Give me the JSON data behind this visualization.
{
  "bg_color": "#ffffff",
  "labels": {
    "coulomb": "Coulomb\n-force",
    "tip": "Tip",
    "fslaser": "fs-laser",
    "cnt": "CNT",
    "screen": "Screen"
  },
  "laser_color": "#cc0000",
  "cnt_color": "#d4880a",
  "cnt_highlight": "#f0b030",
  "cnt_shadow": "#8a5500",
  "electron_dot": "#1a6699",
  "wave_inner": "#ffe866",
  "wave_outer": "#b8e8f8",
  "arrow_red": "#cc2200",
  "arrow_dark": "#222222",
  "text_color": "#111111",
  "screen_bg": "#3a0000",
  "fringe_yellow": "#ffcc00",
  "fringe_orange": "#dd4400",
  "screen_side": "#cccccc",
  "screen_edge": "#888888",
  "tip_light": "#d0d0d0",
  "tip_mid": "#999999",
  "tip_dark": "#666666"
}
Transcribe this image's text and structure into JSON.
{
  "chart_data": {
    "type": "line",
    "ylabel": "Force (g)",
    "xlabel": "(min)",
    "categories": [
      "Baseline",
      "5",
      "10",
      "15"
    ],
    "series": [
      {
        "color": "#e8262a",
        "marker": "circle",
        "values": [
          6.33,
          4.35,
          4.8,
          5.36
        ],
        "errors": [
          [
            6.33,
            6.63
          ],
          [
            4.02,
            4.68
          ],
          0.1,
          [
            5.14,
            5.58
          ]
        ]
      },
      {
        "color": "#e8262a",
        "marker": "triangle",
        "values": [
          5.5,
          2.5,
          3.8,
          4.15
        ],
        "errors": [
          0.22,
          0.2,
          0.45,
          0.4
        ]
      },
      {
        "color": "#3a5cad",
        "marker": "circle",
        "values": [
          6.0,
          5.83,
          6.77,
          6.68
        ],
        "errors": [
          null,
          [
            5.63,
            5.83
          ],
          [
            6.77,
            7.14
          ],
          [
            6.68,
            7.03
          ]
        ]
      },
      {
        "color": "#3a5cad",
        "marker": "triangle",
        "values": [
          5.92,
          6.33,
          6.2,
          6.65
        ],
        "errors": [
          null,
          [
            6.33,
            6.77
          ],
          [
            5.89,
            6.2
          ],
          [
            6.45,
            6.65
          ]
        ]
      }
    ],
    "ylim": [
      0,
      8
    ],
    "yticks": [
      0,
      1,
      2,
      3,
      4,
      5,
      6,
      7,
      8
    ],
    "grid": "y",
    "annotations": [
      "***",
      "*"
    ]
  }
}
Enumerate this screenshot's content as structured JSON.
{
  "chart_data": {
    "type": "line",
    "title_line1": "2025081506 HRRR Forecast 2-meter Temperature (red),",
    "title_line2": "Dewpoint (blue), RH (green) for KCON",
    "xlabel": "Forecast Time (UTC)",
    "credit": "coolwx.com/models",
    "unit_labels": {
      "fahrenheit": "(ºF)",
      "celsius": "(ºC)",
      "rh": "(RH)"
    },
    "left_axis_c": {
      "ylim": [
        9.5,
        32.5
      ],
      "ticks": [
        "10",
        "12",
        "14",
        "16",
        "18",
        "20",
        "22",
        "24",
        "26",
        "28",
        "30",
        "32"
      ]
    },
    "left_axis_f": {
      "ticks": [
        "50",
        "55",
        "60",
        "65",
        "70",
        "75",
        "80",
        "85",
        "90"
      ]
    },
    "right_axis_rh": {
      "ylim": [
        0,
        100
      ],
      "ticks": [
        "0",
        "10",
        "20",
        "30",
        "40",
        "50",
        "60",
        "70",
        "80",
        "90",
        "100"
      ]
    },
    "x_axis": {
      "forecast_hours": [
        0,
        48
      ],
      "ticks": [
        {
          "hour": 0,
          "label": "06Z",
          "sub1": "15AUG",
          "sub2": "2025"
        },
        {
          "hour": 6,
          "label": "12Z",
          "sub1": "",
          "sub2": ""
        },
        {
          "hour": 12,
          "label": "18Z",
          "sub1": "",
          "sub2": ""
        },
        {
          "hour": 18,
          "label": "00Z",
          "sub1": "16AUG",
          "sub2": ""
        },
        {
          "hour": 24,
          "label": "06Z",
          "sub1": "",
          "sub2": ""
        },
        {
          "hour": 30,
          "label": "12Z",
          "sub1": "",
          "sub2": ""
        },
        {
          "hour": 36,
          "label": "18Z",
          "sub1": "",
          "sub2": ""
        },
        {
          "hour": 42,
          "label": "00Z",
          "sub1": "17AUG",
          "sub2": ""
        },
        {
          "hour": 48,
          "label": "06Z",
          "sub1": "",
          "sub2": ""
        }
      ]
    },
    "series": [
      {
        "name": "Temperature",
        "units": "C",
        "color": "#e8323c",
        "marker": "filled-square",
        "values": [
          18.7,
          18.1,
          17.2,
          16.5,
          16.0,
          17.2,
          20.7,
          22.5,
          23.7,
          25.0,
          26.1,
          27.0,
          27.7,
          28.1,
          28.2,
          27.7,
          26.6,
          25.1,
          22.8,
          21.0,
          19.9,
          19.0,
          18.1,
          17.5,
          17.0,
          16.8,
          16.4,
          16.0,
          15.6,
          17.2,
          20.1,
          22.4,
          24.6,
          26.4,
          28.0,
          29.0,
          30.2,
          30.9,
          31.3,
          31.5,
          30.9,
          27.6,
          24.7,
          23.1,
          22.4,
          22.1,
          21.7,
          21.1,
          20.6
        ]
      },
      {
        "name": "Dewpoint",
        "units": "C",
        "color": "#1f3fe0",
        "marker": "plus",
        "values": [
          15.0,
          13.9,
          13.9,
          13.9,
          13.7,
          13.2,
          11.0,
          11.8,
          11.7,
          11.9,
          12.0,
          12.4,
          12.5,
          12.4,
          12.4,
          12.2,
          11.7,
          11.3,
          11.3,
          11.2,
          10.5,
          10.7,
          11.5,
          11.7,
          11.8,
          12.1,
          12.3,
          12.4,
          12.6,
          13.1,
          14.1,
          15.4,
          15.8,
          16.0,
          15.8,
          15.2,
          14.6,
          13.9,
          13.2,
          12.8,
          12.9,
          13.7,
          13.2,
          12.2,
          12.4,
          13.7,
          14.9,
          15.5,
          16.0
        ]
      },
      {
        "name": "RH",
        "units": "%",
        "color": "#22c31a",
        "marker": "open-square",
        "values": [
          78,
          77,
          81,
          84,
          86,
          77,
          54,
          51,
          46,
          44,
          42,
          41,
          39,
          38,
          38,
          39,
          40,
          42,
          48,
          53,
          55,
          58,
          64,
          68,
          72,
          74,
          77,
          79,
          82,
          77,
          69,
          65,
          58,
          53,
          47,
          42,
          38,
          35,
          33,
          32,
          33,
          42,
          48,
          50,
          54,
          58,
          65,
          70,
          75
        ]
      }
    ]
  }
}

________________

= TASK TO CARRY OUT =
Copy out the full material exactly as it appears.

= EXERCISE RESPONSE =
Give me the JSON data behind this visualization.
{
  "bg_color": "#ffffff",
  "labels": {
    "coulomb": "Coulomb\n-force",
    "tip": "Tip",
    "fslaser": "fs-laser",
    "cnt": "CNT",
    "screen": "Screen"
  },
  "laser_color": "#cc0000",
  "cnt_color": "#d4880a",
  "cnt_highlight": "#f0b030",
  "cnt_shadow": "#8a5500",
  "electron_dot": "#1a6699",
  "wave_inner": "#ffe866",
  "wave_outer": "#b8e8f8",
  "arrow_red": "#cc2200",
  "arrow_dark": "#222222",
  "text_color": "#111111",
  "screen_bg": "#3a0000",
  "fringe_yellow": "#ffcc00",
  "fringe_orange": "#dd4400",
  "screen_side": "#cccccc",
  "screen_edge": "#888888",
  "tip_light": "#d0d0d0",
  "tip_mid": "#999999",
  "tip_dark": "#666666"
}
Transcribe this image's text and structure into JSON.
{
  "chart_data": {
    "type": "line",
    "ylabel": "Force (g)",
    "xlabel": "(min)",
    "categories": [
      "Baseline",
      "5",
      "10",
      "15"
    ],
    "series": [
      {
        "color": "#e8262a",
        "marker": "circle",
        "values": [
          6.33,
          4.35,
          4.8,
          5.36
        ],
        "errors": [
          [
            6.33,
            6.63
          ],
          [
            4.02,
            4.68
          ],
          0.1,
          [
            5.14,
            5.58
          ]
        ]
      },
      {
        "color": "#e8262a",
        "marker": "triangle",
        "values": [
          5.5,
          2.5,
          3.8,
          4.15
        ],
        "errors": [
          0.22,
          0.2,
          0.45,
          0.4
        ]
      },
      {
        "color": "#3a5cad",
        "marker": "circle",
        "values": [
          6.0,
          5.83,
          6.77,
          6.68
        ],
        "errors": [
          null,
          [
            5.63,
            5.83
          ],
          [
            6.77,
            7.14
          ],
          [
            6.68,
            7.03
          ]
        ]
      },
      {
        "color": "#3a5cad",
        "marker": "triangle",
        "values": [
          5.92,
          6.33,
          6.2,
          6.65
        ],
        "errors": [
          null,
          [
            6.33,
            6.77
          ],
          [
            5.89,
            6.2
          ],
          [
            6.45,
            6.65
          ]
        ]
      }
    ],
    "ylim": [
      0,
      8
    ],
    "yticks": [
      0,
      1,
      2,
      3,
      4,
      5,
      6,
      7,
      8
    ],
    "grid": "y",
    "annotations": [
      "***",
      "*"
    ]
  }
}
Enumerate this screenshot's content as structured JSON.
{
  "chart_data": {
    "type": "line",
    "title_line1": "2025081506 HRRR Forecast 2-meter Temperature (red),",
    "title_line2": "Dewpoint (blue), RH (green) for KCON",
    "xlabel": "Forecast Time (UTC)",
    "credit": "coolwx.com/models",
    "unit_labels": {
      "fahrenheit": "(ºF)",
      "celsius": "(ºC)",
      "rh": "(RH)"
    },
    "left_axis_c": {
      "ylim": [
        9.5,
        32.5
      ],
      "ticks": [
        "10",
        "12",
        "14",
        "16",
        "18",
        "20",
        "22",
        "24",
        "26",
        "28",
        "30",
        "32"
      ]
    },
    "left_axis_f": {
      "ticks": [
        "50",
        "55",
        "60",
        "65",
        "70",
        "75",
        "80",
        "85",
        "90"
      ]
    },
    "right_axis_rh": {
      "ylim": [
        0,
        100
      ],
      "ticks": [
        "0",
        "10",
        "20",
        "30",
        "40",
        "50",
        "60",
        "70",
        "80",
        "90",
        "100"
      ]
    },
    "x_axis": {
      "forecast_hours": [
        0,
        48
      ],
      "ticks": [
        {
          "hour": 0,
          "label": "06Z",
          "sub1": "15AUG",
          "sub2": "2025"
        },
        {
          "hour": 6,
          "label": "12Z",
          "sub1": "",
          "sub2": ""
        },
        {
          "hour": 12,
          "label": "18Z",
          "sub1": "",
          "sub2": ""
        },
        {
          "hour": 18,
          "label": "00Z",
          "sub1": "16AUG",
          "sub2": ""
        },
        {
          "hour": 24,
          "label": "06Z",
          "sub1": "",
          "sub2": ""
        },
        {
          "hour": 30,
          "label": "12Z",
          "sub1": "",
          "sub2": ""
        },
        {
          "hour": 36,
          "label": "18Z",
          "sub1": "",
          "sub2": ""
        },
        {
          "hour": 42,
          "label": "00Z",
          "sub1": "17AUG",
          "sub2": ""
        },
        {
          "hour": 48,
          "label": "06Z",
          "sub1": "",
          "sub2": ""
        }
      ]
    },
    "series": [
      {
        "name": "Temperature",
        "units": "C",
        "color": "#e8323c",
        "marker": "filled-square",
        "values": [
          18.7,
          18.1,
          17.2,
          16.5,
          16.0,
          17.2,
          20.7,
          22.5,
          23.7,
          25.0,
          26.1,
          27.0,
          27.7,
          28.1,
          28.2,
          27.7,
          26.6,
          25.1,
          22.8,
          21.0,
          19.9,
          19.0,
          18.1,
          17.5,
          17.0,
          16.8,
          16.4,
          16.0,
          15.6,
          17.2,
          20.1,
          22.4,
          24.6,
          26.4,
          28.0,
          29.0,
          30.2,
          30.9,
          31.3,
          31.5,
          30.9,
          27.6,
          24.7,
          23.1,
          22.4,
          22.1,
          21.7,
          21.1,
          20.6
        ]
      },
      {
        "name": "Dewpoint",
        "units": "C",
        "color": "#1f3fe0",
        "marker": "plus",
        "values": [
          15.0,
          13.9,
          13.9,
          13.9,
          13.7,
          13.2,
          11.0,
          11.8,
          11.7,
          11.9,
          12.0,
          12.4,
          12.5,
          12.4,
          12.4,
          12.2,
          11.7,
          11.3,
          11.3,
          11.2,
          10.5,
          10.7,
          11.5,
          11.7,
          11.8,
          12.1,
          12.3,
          12.4,
          12.6,
          13.1,
          14.1,
          15.4,
          15.8,
          16.0,
          15.8,
          15.2,
          14.6,
          13.9,
          13.2,
          12.8,
          12.9,
          13.7,
          13.2,
          12.2,
          12.4,
          13.7,
          14.9,
          15.5,
          16.0
        ]
      },
      {
        "name": "RH",
        "units": "%",
        "color": "#22c31a",
        "marker": "open-square",
        "values": [
          78,
          77,
          81,
          84,
          86,
          77,
          54,
          51,
          46,
          44,
          42,
          41,
          39,
          38,
          38,
          39,
          40,
          42,
          48,
          53,
          55,
          58,
          64,
          68,
          72,
          74,
          77,
          79,
          82,
          77,
          69,
          65,
          58,
          53,
          47,
          42,
          38,
          35,
          33,
          32,
          33,
          42,
          48,
          50,
          54,
          58,
          65,
          70,
          75
        ]
      }
    ]
  }
}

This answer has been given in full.